** begin Given records **

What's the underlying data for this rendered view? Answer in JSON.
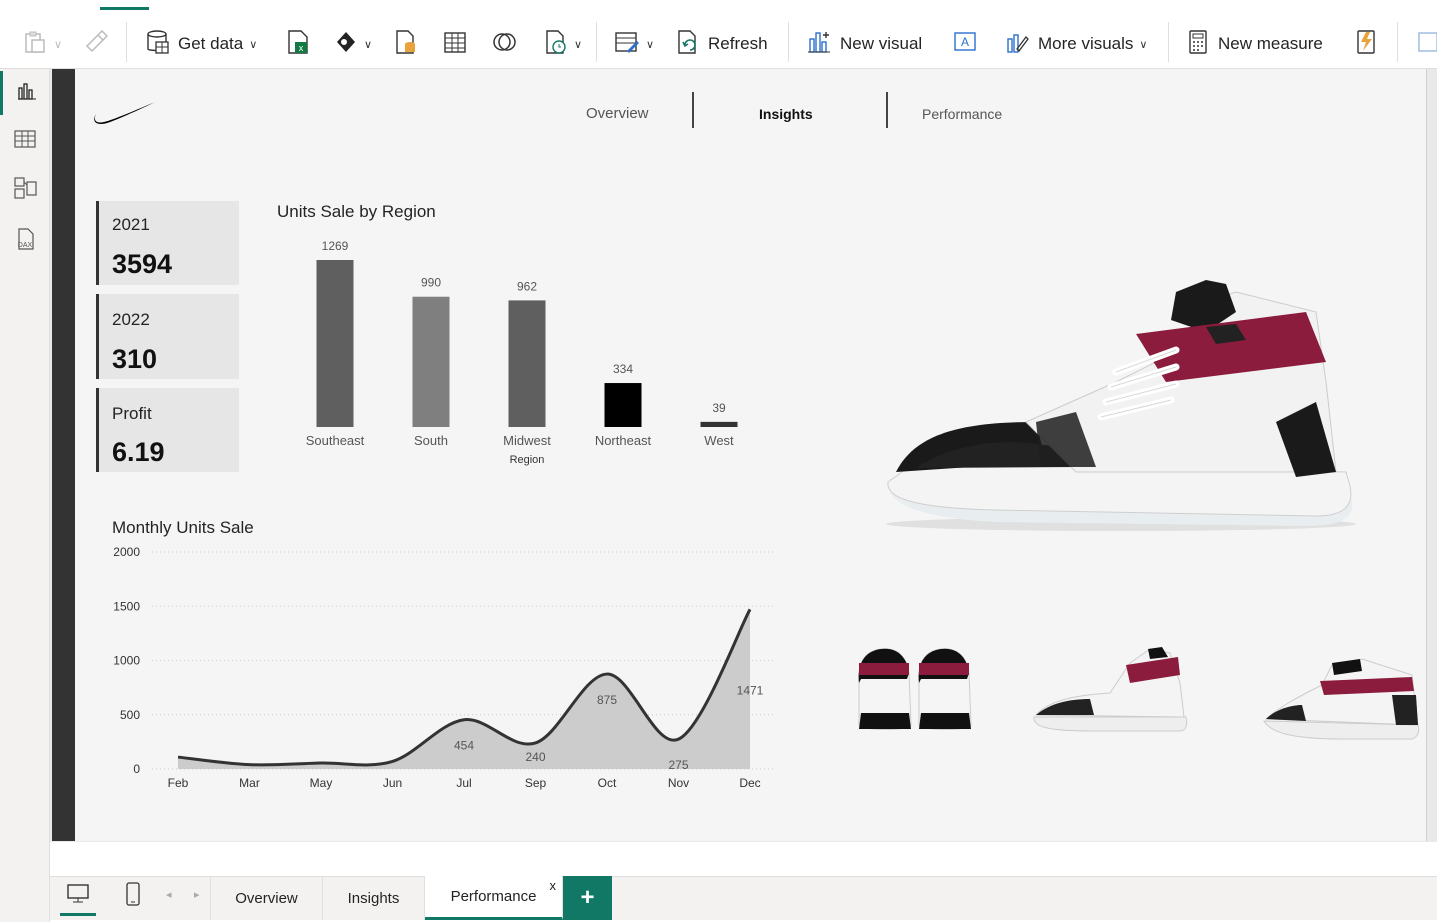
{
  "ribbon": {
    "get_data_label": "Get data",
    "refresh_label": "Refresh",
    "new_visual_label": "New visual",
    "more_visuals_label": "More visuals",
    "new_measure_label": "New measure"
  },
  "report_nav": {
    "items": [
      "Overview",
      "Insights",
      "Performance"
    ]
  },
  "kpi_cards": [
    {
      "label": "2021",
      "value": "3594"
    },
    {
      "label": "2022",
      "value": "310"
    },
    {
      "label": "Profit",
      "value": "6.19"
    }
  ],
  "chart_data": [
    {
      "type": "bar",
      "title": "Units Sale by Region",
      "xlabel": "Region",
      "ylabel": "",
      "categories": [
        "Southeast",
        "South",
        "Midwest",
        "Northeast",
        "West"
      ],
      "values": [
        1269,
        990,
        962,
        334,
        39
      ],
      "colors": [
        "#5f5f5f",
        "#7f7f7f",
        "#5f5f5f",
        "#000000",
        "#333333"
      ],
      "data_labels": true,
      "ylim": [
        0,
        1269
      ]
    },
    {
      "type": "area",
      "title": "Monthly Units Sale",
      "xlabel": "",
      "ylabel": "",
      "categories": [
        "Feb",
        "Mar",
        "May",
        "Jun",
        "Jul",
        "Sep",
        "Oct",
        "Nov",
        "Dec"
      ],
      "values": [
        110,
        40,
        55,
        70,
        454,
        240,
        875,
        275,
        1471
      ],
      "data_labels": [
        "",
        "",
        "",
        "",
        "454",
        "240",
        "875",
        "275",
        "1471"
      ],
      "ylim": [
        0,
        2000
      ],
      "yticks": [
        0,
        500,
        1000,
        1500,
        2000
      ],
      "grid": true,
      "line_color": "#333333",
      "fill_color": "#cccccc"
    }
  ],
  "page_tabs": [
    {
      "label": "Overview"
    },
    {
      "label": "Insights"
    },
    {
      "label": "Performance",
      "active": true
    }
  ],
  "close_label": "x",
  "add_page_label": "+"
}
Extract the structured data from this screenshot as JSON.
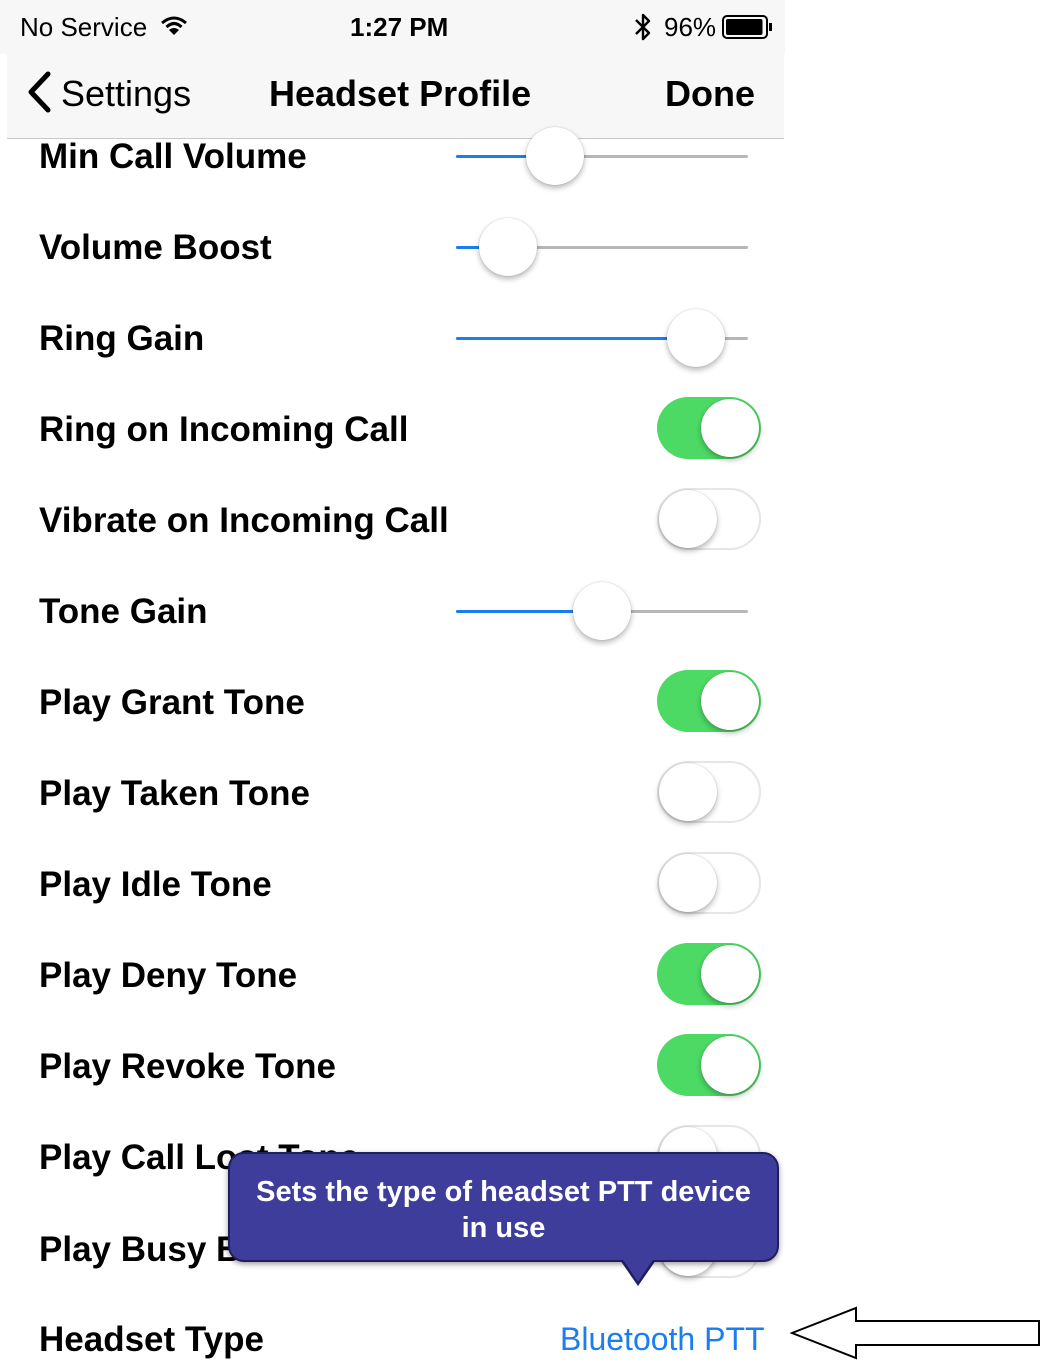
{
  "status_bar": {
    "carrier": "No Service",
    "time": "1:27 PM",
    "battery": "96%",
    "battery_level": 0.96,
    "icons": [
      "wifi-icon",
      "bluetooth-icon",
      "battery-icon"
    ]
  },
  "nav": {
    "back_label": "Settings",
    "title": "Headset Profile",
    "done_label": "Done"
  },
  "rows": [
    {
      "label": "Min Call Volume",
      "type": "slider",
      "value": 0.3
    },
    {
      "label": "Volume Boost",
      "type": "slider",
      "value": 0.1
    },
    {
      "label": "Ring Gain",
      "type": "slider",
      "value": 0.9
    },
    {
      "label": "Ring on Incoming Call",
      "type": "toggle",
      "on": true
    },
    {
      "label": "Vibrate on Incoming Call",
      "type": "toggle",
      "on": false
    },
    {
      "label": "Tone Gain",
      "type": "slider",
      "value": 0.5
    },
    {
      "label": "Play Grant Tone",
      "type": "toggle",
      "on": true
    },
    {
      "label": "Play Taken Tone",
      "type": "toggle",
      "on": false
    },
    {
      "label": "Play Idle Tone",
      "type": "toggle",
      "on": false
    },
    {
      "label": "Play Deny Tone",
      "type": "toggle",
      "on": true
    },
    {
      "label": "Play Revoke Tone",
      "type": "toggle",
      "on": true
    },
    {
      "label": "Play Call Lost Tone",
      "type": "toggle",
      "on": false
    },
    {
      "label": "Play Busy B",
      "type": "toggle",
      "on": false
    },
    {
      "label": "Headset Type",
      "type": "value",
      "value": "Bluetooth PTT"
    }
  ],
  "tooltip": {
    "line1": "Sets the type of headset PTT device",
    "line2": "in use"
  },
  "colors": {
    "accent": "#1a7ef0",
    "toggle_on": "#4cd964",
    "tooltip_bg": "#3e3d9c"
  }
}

** end Given records **

*Stated problem*
Set the listing down in full and exactly. Pictures within it should not appear in the copy.

*Answer for this exercise*
What's the underlying data for this rendered view? Answer in JSON.
{
  "ribbon": {
    "get_data_label": "Get data",
    "refresh_label": "Refresh",
    "new_visual_label": "New visual",
    "more_visuals_label": "More visuals",
    "new_measure_label": "New measure"
  },
  "report_nav": {
    "items": [
      "Overview",
      "Insights",
      "Performance"
    ]
  },
  "kpi_cards": [
    {
      "label": "2021",
      "value": "3594"
    },
    {
      "label": "2022",
      "value": "310"
    },
    {
      "label": "Profit",
      "value": "6.19"
    }
  ],
  "chart_data": [
    {
      "type": "bar",
      "title": "Units Sale by Region",
      "xlabel": "Region",
      "ylabel": "",
      "categories": [
        "Southeast",
        "South",
        "Midwest",
        "Northeast",
        "West"
      ],
      "values": [
        1269,
        990,
        962,
        334,
        39
      ],
      "colors": [
        "#5f5f5f",
        "#7f7f7f",
        "#5f5f5f",
        "#000000",
        "#333333"
      ],
      "data_labels": true,
      "ylim": [
        0,
        1269
      ]
    },
    {
      "type": "area",
      "title": "Monthly Units Sale",
      "xlabel": "",
      "ylabel": "",
      "categories": [
        "Feb",
        "Mar",
        "May",
        "Jun",
        "Jul",
        "Sep",
        "Oct",
        "Nov",
        "Dec"
      ],
      "values": [
        110,
        40,
        55,
        70,
        454,
        240,
        875,
        275,
        1471
      ],
      "data_labels": [
        "",
        "",
        "",
        "",
        "454",
        "240",
        "875",
        "275",
        "1471"
      ],
      "ylim": [
        0,
        2000
      ],
      "yticks": [
        0,
        500,
        1000,
        1500,
        2000
      ],
      "grid": true,
      "line_color": "#333333",
      "fill_color": "#cccccc"
    }
  ],
  "page_tabs": [
    {
      "label": "Overview"
    },
    {
      "label": "Insights"
    },
    {
      "label": "Performance",
      "active": true
    }
  ],
  "close_label": "x",
  "add_page_label": "+"
}
Extract the structured data from this screenshot as JSON.
{
  "status_bar": {
    "carrier": "No Service",
    "time": "1:27 PM",
    "battery": "96%",
    "battery_level": 0.96,
    "icons": [
      "wifi-icon",
      "bluetooth-icon",
      "battery-icon"
    ]
  },
  "nav": {
    "back_label": "Settings",
    "title": "Headset Profile",
    "done_label": "Done"
  },
  "rows": [
    {
      "label": "Min Call Volume",
      "type": "slider",
      "value": 0.3
    },
    {
      "label": "Volume Boost",
      "type": "slider",
      "value": 0.1
    },
    {
      "label": "Ring Gain",
      "type": "slider",
      "value": 0.9
    },
    {
      "label": "Ring on Incoming Call",
      "type": "toggle",
      "on": true
    },
    {
      "label": "Vibrate on Incoming Call",
      "type": "toggle",
      "on": false
    },
    {
      "label": "Tone Gain",
      "type": "slider",
      "value": 0.5
    },
    {
      "label": "Play Grant Tone",
      "type": "toggle",
      "on": true
    },
    {
      "label": "Play Taken Tone",
      "type": "toggle",
      "on": false
    },
    {
      "label": "Play Idle Tone",
      "type": "toggle",
      "on": false
    },
    {
      "label": "Play Deny Tone",
      "type": "toggle",
      "on": true
    },
    {
      "label": "Play Revoke Tone",
      "type": "toggle",
      "on": true
    },
    {
      "label": "Play Call Lost Tone",
      "type": "toggle",
      "on": false
    },
    {
      "label": "Play Busy B",
      "type": "toggle",
      "on": false
    },
    {
      "label": "Headset Type",
      "type": "value",
      "value": "Bluetooth PTT"
    }
  ],
  "tooltip": {
    "line1": "Sets the type of headset PTT device",
    "line2": "in use"
  },
  "colors": {
    "accent": "#1a7ef0",
    "toggle_on": "#4cd964",
    "tooltip_bg": "#3e3d9c"
  }
}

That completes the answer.